*PROMPT*
Scan the data for "BHARATHI" and copy the lines it appears in.

*MATERIAL*
════════

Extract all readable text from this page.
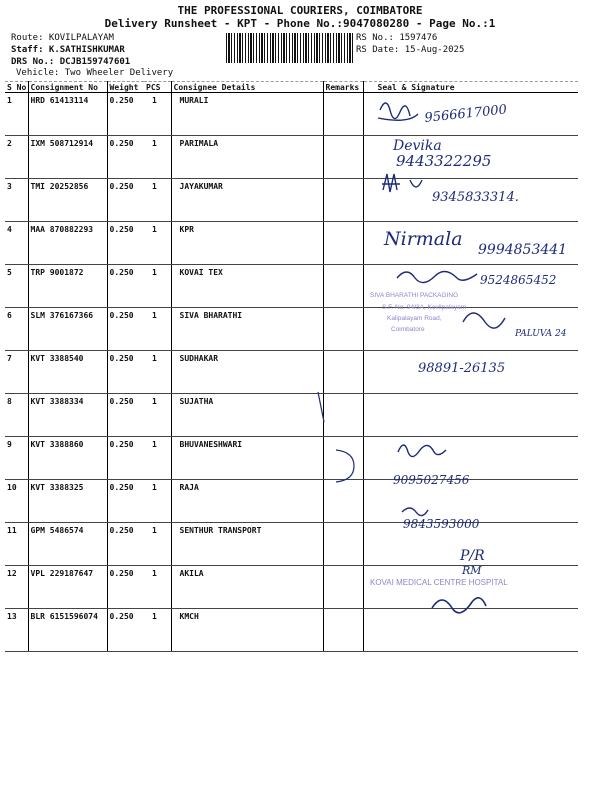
THE PROFESSIONAL COURIERS, COIMBATORE
Delivery Runsheet - KPT - Phone No.:9047080280 - Page No.:1
Route: KOVILPALAYAM
Staff: K.SATHISHKUMAR
DRS No.: DCJB159747601
Vehicle: Two Wheeler Delivery
RS No.: 1597476
RS Date: 15-Aug-2025
S No	Consignment No	Weight	PCS	Consignee Details	Remarks	Seal & Signature
1	HRD 61413114	0.250	1	MURALI		
2	IXM 508712914	0.250	1	PARIMALA		
3	TMI 20252856	0.250	1	JAYAKUMAR		
4	MAA 870882293	0.250	1	KPR		
5	TRP 9001872	0.250	1	KOVAI TEX		
6	SLM 376167366	0.250	1	SIVA BHARATHI		
7	KVT 3388540	0.250	1	SUDHAKAR		
8	KVT 3388334	0.250	1	SUJATHA		
9	KVT 3388860	0.250	1	BHUVANESHWARI		
10	KVT 3388325	0.250	1	RAJA		
11	GPM 5486574	0.250	1	SENTHUR TRANSPORT		
12	VPL 229187647	0.250	1	AKILA		
13	BLR 6151596074	0.250	1	KMCH		
9566617000
Devika
9443322295
9345833314.
Nirmala 9994853441
9524865452
SIVA BHARATHI PACKAGING
S.F. No. 94/3A, Kovilpalayam
Kalipalayam Road,
Coimbatore	PALUVA 24
98891-26135
9095027456
9843593000
P/R
RM
KOVAI MEDICAL CENTRE HOSPITAL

════════

*RESPONSE TO THIS EXERCISE*
6	SLM 376167366	0.250	1	SIVA BHARATHI		
SIVA BHARATHI PACKAGING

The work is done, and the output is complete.